Your goal:
Can you transcribe every record below exactly as it appears?

Input:

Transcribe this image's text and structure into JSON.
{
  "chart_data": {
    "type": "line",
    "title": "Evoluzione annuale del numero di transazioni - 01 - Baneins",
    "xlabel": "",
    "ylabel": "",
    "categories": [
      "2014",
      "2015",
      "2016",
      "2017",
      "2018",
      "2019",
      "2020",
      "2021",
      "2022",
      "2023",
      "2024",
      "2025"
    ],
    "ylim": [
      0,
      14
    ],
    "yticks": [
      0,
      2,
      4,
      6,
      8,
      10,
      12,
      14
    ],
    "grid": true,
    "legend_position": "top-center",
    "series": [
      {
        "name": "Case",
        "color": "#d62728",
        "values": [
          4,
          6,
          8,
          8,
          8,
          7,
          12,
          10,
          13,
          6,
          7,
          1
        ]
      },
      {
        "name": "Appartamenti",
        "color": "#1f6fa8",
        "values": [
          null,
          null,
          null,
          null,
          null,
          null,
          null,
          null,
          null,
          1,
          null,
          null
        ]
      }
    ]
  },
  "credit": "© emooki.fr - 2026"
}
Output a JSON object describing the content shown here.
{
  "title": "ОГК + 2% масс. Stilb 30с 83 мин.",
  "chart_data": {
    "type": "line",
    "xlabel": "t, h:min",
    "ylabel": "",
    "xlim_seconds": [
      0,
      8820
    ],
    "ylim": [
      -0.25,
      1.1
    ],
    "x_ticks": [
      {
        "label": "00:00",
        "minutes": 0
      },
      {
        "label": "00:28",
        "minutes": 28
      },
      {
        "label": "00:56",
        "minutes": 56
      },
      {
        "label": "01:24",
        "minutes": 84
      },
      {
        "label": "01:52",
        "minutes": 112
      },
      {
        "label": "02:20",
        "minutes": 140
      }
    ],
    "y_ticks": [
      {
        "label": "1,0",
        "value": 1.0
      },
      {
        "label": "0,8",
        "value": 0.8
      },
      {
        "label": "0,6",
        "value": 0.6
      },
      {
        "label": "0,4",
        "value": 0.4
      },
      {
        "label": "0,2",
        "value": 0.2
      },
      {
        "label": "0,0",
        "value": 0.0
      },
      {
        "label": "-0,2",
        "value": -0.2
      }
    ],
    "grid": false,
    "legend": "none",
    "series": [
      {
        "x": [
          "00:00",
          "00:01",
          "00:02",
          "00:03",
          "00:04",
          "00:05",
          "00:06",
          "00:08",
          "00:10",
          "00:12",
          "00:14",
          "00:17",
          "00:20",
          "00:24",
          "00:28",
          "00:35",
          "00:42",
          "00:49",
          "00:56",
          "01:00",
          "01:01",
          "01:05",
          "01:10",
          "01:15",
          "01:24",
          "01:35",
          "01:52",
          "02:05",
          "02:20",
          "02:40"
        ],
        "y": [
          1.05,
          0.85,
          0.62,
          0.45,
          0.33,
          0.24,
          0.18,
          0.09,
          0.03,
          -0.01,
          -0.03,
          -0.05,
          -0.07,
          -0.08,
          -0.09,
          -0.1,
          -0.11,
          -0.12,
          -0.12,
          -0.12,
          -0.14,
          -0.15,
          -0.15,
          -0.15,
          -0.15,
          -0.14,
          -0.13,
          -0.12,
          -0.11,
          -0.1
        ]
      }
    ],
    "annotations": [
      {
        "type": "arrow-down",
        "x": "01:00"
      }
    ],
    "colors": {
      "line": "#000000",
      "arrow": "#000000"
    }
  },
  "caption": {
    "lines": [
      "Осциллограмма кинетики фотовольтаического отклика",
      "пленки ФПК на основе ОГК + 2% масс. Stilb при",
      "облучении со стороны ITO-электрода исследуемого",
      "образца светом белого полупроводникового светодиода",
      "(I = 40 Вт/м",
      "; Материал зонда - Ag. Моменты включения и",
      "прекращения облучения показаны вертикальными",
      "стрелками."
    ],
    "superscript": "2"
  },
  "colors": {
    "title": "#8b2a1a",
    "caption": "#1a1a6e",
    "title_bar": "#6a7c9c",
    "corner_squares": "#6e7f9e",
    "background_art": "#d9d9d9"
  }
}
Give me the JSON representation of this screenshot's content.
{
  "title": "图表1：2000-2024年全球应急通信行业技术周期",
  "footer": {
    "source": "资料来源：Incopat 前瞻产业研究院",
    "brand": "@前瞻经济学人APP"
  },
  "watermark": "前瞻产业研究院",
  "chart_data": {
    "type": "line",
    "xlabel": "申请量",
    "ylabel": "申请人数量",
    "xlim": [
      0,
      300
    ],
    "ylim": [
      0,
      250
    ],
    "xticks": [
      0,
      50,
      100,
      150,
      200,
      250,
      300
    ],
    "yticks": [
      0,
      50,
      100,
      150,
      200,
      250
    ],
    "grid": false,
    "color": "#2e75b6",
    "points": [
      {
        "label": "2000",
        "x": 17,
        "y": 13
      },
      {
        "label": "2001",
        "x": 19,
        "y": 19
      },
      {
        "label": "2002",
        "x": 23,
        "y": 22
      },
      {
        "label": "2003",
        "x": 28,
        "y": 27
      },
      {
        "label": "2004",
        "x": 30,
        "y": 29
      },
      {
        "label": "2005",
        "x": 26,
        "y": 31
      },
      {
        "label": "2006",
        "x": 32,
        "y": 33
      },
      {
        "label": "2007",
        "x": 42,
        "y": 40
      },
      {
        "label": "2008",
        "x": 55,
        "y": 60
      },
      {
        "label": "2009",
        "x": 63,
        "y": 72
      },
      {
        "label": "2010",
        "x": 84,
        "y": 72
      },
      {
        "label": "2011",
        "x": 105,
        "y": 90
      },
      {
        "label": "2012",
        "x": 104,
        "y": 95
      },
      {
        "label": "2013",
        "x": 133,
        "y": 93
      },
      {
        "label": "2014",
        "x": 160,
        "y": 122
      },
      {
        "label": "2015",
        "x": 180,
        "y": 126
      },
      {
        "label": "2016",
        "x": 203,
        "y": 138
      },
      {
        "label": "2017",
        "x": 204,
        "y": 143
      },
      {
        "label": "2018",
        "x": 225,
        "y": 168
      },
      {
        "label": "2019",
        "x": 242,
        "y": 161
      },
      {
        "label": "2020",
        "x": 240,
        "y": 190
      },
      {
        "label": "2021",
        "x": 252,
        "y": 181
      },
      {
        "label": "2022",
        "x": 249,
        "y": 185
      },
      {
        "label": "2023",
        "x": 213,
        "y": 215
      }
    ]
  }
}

Answer in full:
Transcribe this image's text and structure into JSON.
{
  "chart_data": {
    "type": "line",
    "title": "Evoluzione annuale del numero di transazioni - 01 - Baneins",
    "xlabel": "",
    "ylabel": "",
    "categories": [
      "2014",
      "2015",
      "2016",
      "2017",
      "2018",
      "2019",
      "2020",
      "2021",
      "2022",
      "2023",
      "2024",
      "2025"
    ],
    "ylim": [
      0,
      14
    ],
    "yticks": [
      0,
      2,
      4,
      6,
      8,
      10,
      12,
      14
    ],
    "grid": true,
    "legend_position": "top-center",
    "series": [
      {
        "name": "Case",
        "color": "#d62728",
        "values": [
          4,
          6,
          8,
          8,
          8,
          7,
          12,
          10,
          13,
          6,
          7,
          1
        ]
      },
      {
        "name": "Appartamenti",
        "color": "#1f6fa8",
        "values": [
          null,
          null,
          null,
          null,
          null,
          null,
          null,
          null,
          null,
          1,
          null,
          null
        ]
      }
    ]
  },
  "credit": "© emooki.fr - 2026"
}
Output a JSON object describing the content shown here.
{
  "title": "ОГК + 2% масс. Stilb 30с 83 мин.",
  "chart_data": {
    "type": "line",
    "xlabel": "t, h:min",
    "ylabel": "",
    "xlim_seconds": [
      0,
      8820
    ],
    "ylim": [
      -0.25,
      1.1
    ],
    "x_ticks": [
      {
        "label": "00:00",
        "minutes": 0
      },
      {
        "label": "00:28",
        "minutes": 28
      },
      {
        "label": "00:56",
        "minutes": 56
      },
      {
        "label": "01:24",
        "minutes": 84
      },
      {
        "label": "01:52",
        "minutes": 112
      },
      {
        "label": "02:20",
        "minutes": 140
      }
    ],
    "y_ticks": [
      {
        "label": "1,0",
        "value": 1.0
      },
      {
        "label": "0,8",
        "value": 0.8
      },
      {
        "label": "0,6",
        "value": 0.6
      },
      {
        "label": "0,4",
        "value": 0.4
      },
      {
        "label": "0,2",
        "value": 0.2
      },
      {
        "label": "0,0",
        "value": 0.0
      },
      {
        "label": "-0,2",
        "value": -0.2
      }
    ],
    "grid": false,
    "legend": "none",
    "series": [
      {
        "x": [
          "00:00",
          "00:01",
          "00:02",
          "00:03",
          "00:04",
          "00:05",
          "00:06",
          "00:08",
          "00:10",
          "00:12",
          "00:14",
          "00:17",
          "00:20",
          "00:24",
          "00:28",
          "00:35",
          "00:42",
          "00:49",
          "00:56",
          "01:00",
          "01:01",
          "01:05",
          "01:10",
          "01:15",
          "01:24",
          "01:35",
          "01:52",
          "02:05",
          "02:20",
          "02:40"
        ],
        "y": [
          1.05,
          0.85,
          0.62,
          0.45,
          0.33,
          0.24,
          0.18,
          0.09,
          0.03,
          -0.01,
          -0.03,
          -0.05,
          -0.07,
          -0.08,
          -0.09,
          -0.1,
          -0.11,
          -0.12,
          -0.12,
          -0.12,
          -0.14,
          -0.15,
          -0.15,
          -0.15,
          -0.15,
          -0.14,
          -0.13,
          -0.12,
          -0.11,
          -0.1
        ]
      }
    ],
    "annotations": [
      {
        "type": "arrow-down",
        "x": "01:00"
      }
    ],
    "colors": {
      "line": "#000000",
      "arrow": "#000000"
    }
  },
  "caption": {
    "lines": [
      "Осциллограмма кинетики фотовольтаического отклика",
      "пленки ФПК на основе ОГК + 2% масс. Stilb при",
      "облучении со стороны ITO-электрода исследуемого",
      "образца светом белого полупроводникового светодиода",
      "(I = 40 Вт/м",
      "; Материал зонда - Ag. Моменты включения и",
      "прекращения облучения показаны вертикальными",
      "стрелками."
    ],
    "superscript": "2"
  },
  "colors": {
    "title": "#8b2a1a",
    "caption": "#1a1a6e",
    "title_bar": "#6a7c9c",
    "corner_squares": "#6e7f9e",
    "background_art": "#d9d9d9"
  }
}
Give me the JSON representation of this screenshot's content.
{
  "title": "图表1：2000-2024年全球应急通信行业技术周期",
  "footer": {
    "source": "资料来源：Incopat 前瞻产业研究院",
    "brand": "@前瞻经济学人APP"
  },
  "watermark": "前瞻产业研究院",
  "chart_data": {
    "type": "line",
    "xlabel": "申请量",
    "ylabel": "申请人数量",
    "xlim": [
      0,
      300
    ],
    "ylim": [
      0,
      250
    ],
    "xticks": [
      0,
      50,
      100,
      150,
      200,
      250,
      300
    ],
    "yticks": [
      0,
      50,
      100,
      150,
      200,
      250
    ],
    "grid": false,
    "color": "#2e75b6",
    "points": [
      {
        "label": "2000",
        "x": 17,
        "y": 13
      },
      {
        "label": "2001",
        "x": 19,
        "y": 19
      },
      {
        "label": "2002",
        "x": 23,
        "y": 22
      },
      {
        "label": "2003",
        "x": 28,
        "y": 27
      },
      {
        "label": "2004",
        "x": 30,
        "y": 29
      },
      {
        "label": "2005",
        "x": 26,
        "y": 31
      },
      {
        "label": "2006",
        "x": 32,
        "y": 33
      },
      {
        "label": "2007",
        "x": 42,
        "y": 40
      },
      {
        "label": "2008",
        "x": 55,
        "y": 60
      },
      {
        "label": "2009",
        "x": 63,
        "y": 72
      },
      {
        "label": "2010",
        "x": 84,
        "y": 72
      },
      {
        "label": "2011",
        "x": 105,
        "y": 90
      },
      {
        "label": "2012",
        "x": 104,
        "y": 95
      },
      {
        "label": "2013",
        "x": 133,
        "y": 93
      },
      {
        "label": "2014",
        "x": 160,
        "y": 122
      },
      {
        "label": "2015",
        "x": 180,
        "y": 126
      },
      {
        "label": "2016",
        "x": 203,
        "y": 138
      },
      {
        "label": "2017",
        "x": 204,
        "y": 143
      },
      {
        "label": "2018",
        "x": 225,
        "y": 168
      },
      {
        "label": "2019",
        "x": 242,
        "y": 161
      },
      {
        "label": "2020",
        "x": 240,
        "y": 190
      },
      {
        "label": "2021",
        "x": 252,
        "y": 181
      },
      {
        "label": "2022",
        "x": 249,
        "y": 185
      },
      {
        "label": "2023",
        "x": 213,
        "y": 215
      }
    ]
  }
}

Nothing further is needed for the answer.